▶ _Exercise_
All of the material below is to be retyped exactly.
+++ Provided records
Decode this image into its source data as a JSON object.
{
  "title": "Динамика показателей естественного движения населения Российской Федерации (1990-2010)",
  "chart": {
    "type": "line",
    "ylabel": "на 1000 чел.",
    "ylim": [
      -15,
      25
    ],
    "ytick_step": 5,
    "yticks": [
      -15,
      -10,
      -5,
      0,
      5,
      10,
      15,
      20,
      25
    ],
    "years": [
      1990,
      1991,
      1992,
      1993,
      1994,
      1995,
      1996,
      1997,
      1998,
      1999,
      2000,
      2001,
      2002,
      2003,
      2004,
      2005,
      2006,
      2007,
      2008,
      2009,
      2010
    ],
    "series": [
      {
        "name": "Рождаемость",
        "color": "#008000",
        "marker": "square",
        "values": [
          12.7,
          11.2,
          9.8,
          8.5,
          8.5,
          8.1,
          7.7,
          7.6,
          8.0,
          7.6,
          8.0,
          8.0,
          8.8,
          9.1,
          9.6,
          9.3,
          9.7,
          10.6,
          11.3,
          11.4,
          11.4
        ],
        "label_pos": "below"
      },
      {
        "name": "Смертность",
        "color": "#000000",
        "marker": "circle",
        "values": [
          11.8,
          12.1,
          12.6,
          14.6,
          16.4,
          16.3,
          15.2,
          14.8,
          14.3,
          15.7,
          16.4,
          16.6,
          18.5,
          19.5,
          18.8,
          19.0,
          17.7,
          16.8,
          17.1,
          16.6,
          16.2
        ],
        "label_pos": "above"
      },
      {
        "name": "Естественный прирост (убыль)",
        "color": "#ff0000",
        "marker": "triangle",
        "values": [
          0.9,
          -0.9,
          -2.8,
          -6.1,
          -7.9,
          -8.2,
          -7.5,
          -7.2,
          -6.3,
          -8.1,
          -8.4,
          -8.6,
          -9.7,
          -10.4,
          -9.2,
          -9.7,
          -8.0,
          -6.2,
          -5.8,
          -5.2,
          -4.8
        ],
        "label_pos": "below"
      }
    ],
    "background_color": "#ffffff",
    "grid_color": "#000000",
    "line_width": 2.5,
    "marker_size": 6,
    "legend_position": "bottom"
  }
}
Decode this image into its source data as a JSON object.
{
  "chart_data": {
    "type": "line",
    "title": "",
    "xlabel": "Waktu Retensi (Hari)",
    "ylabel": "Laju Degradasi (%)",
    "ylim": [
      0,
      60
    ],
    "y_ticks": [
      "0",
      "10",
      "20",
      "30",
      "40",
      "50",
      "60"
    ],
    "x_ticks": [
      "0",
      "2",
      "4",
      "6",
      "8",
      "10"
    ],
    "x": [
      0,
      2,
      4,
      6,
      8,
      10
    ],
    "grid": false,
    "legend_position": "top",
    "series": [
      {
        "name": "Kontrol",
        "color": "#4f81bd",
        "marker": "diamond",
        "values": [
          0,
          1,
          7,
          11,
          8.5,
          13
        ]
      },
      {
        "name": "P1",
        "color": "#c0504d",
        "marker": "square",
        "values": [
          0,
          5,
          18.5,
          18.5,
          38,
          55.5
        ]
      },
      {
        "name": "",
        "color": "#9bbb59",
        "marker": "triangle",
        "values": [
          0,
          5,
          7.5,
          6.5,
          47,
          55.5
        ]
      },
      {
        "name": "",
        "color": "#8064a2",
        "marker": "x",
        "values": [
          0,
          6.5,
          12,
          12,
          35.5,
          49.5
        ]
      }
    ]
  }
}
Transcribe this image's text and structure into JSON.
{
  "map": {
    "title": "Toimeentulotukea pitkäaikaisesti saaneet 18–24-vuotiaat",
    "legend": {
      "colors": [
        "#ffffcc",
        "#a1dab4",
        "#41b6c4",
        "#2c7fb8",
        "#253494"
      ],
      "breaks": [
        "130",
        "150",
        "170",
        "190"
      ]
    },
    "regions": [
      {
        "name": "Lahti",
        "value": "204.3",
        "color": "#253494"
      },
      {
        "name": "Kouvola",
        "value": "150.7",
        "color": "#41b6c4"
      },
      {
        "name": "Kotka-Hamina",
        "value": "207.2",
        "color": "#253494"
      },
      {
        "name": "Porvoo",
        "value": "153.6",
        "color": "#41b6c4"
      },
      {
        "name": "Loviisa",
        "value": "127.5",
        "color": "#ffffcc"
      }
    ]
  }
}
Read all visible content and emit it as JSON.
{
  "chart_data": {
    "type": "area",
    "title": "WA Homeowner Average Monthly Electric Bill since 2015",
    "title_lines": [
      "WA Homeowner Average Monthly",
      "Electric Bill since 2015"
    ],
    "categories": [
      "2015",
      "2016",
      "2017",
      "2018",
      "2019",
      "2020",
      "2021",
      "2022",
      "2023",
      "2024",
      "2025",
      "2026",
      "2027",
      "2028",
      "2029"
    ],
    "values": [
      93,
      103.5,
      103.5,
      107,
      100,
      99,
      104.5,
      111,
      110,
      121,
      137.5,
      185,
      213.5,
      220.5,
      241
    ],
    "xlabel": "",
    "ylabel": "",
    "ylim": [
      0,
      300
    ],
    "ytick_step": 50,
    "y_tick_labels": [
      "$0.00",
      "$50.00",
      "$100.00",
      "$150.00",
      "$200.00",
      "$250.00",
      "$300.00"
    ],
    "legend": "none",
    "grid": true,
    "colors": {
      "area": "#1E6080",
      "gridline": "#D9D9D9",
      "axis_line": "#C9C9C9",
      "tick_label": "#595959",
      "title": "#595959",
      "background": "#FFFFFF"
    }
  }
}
++++++
▶ _Expected answer_
Decode this image into its source data as a JSON object.
{
  "title": "Динамика показателей естественного движения населения Российской Федерации (1990-2010)",
  "chart": {
    "type": "line",
    "ylabel": "на 1000 чел.",
    "ylim": [
      -15,
      25
    ],
    "ytick_step": 5,
    "yticks": [
      -15,
      -10,
      -5,
      0,
      5,
      10,
      15,
      20,
      25
    ],
    "years": [
      1990,
      1991,
      1992,
      1993,
      1994,
      1995,
      1996,
      1997,
      1998,
      1999,
      2000,
      2001,
      2002,
      2003,
      2004,
      2005,
      2006,
      2007,
      2008,
      2009,
      2010
    ],
    "series": [
      {
        "name": "Рождаемость",
        "color": "#008000",
        "marker": "square",
        "values": [
          12.7,
          11.2,
          9.8,
          8.5,
          8.5,
          8.1,
          7.7,
          7.6,
          8.0,
          7.6,
          8.0,
          8.0,
          8.8,
          9.1,
          9.6,
          9.3,
          9.7,
          10.6,
          11.3,
          11.4,
          11.4
        ],
        "label_pos": "below"
      },
      {
        "name": "Смертность",
        "color": "#000000",
        "marker": "circle",
        "values": [
          11.8,
          12.1,
          12.6,
          14.6,
          16.4,
          16.3,
          15.2,
          14.8,
          14.3,
          15.7,
          16.4,
          16.6,
          18.5,
          19.5,
          18.8,
          19.0,
          17.7,
          16.8,
          17.1,
          16.6,
          16.2
        ],
        "label_pos": "above"
      },
      {
        "name": "Естественный прирост (убыль)",
        "color": "#ff0000",
        "marker": "triangle",
        "values": [
          0.9,
          -0.9,
          -2.8,
          -6.1,
          -7.9,
          -8.2,
          -7.5,
          -7.2,
          -6.3,
          -8.1,
          -8.4,
          -8.6,
          -9.7,
          -10.4,
          -9.2,
          -9.7,
          -8.0,
          -6.2,
          -5.8,
          -5.2,
          -4.8
        ],
        "label_pos": "below"
      }
    ],
    "background_color": "#ffffff",
    "grid_color": "#000000",
    "line_width": 2.5,
    "marker_size": 6,
    "legend_position": "bottom"
  }
}
Decode this image into its source data as a JSON object.
{
  "chart_data": {
    "type": "line",
    "title": "",
    "xlabel": "Waktu Retensi (Hari)",
    "ylabel": "Laju Degradasi (%)",
    "ylim": [
      0,
      60
    ],
    "y_ticks": [
      "0",
      "10",
      "20",
      "30",
      "40",
      "50",
      "60"
    ],
    "x_ticks": [
      "0",
      "2",
      "4",
      "6",
      "8",
      "10"
    ],
    "x": [
      0,
      2,
      4,
      6,
      8,
      10
    ],
    "grid": false,
    "legend_position": "top",
    "series": [
      {
        "name": "Kontrol",
        "color": "#4f81bd",
        "marker": "diamond",
        "values": [
          0,
          1,
          7,
          11,
          8.5,
          13
        ]
      },
      {
        "name": "P1",
        "color": "#c0504d",
        "marker": "square",
        "values": [
          0,
          5,
          18.5,
          18.5,
          38,
          55.5
        ]
      },
      {
        "name": "",
        "color": "#9bbb59",
        "marker": "triangle",
        "values": [
          0,
          5,
          7.5,
          6.5,
          47,
          55.5
        ]
      },
      {
        "name": "",
        "color": "#8064a2",
        "marker": "x",
        "values": [
          0,
          6.5,
          12,
          12,
          35.5,
          49.5
        ]
      }
    ]
  }
}
Transcribe this image's text and structure into JSON.
{
  "map": {
    "title": "Toimeentulotukea pitkäaikaisesti saaneet 18–24-vuotiaat",
    "legend": {
      "colors": [
        "#ffffcc",
        "#a1dab4",
        "#41b6c4",
        "#2c7fb8",
        "#253494"
      ],
      "breaks": [
        "130",
        "150",
        "170",
        "190"
      ]
    },
    "regions": [
      {
        "name": "Lahti",
        "value": "204.3",
        "color": "#253494"
      },
      {
        "name": "Kouvola",
        "value": "150.7",
        "color": "#41b6c4"
      },
      {
        "name": "Kotka-Hamina",
        "value": "207.2",
        "color": "#253494"
      },
      {
        "name": "Porvoo",
        "value": "153.6",
        "color": "#41b6c4"
      },
      {
        "name": "Loviisa",
        "value": "127.5",
        "color": "#ffffcc"
      }
    ]
  }
}
Read all visible content and emit it as JSON.
{
  "chart_data": {
    "type": "area",
    "title": "WA Homeowner Average Monthly Electric Bill since 2015",
    "title_lines": [
      "WA Homeowner Average Monthly",
      "Electric Bill since 2015"
    ],
    "categories": [
      "2015",
      "2016",
      "2017",
      "2018",
      "2019",
      "2020",
      "2021",
      "2022",
      "2023",
      "2024",
      "2025",
      "2026",
      "2027",
      "2028",
      "2029"
    ],
    "values": [
      93,
      103.5,
      103.5,
      107,
      100,
      99,
      104.5,
      111,
      110,
      121,
      137.5,
      185,
      213.5,
      220.5,
      241
    ],
    "xlabel": "",
    "ylabel": "",
    "ylim": [
      0,
      300
    ],
    "ytick_step": 50,
    "y_tick_labels": [
      "$0.00",
      "$50.00",
      "$100.00",
      "$150.00",
      "$200.00",
      "$250.00",
      "$300.00"
    ],
    "legend": "none",
    "grid": true,
    "colors": {
      "area": "#1E6080",
      "gridline": "#D9D9D9",
      "axis_line": "#C9C9C9",
      "tick_label": "#595959",
      "title": "#595959",
      "background": "#FFFFFF"
    }
  }
}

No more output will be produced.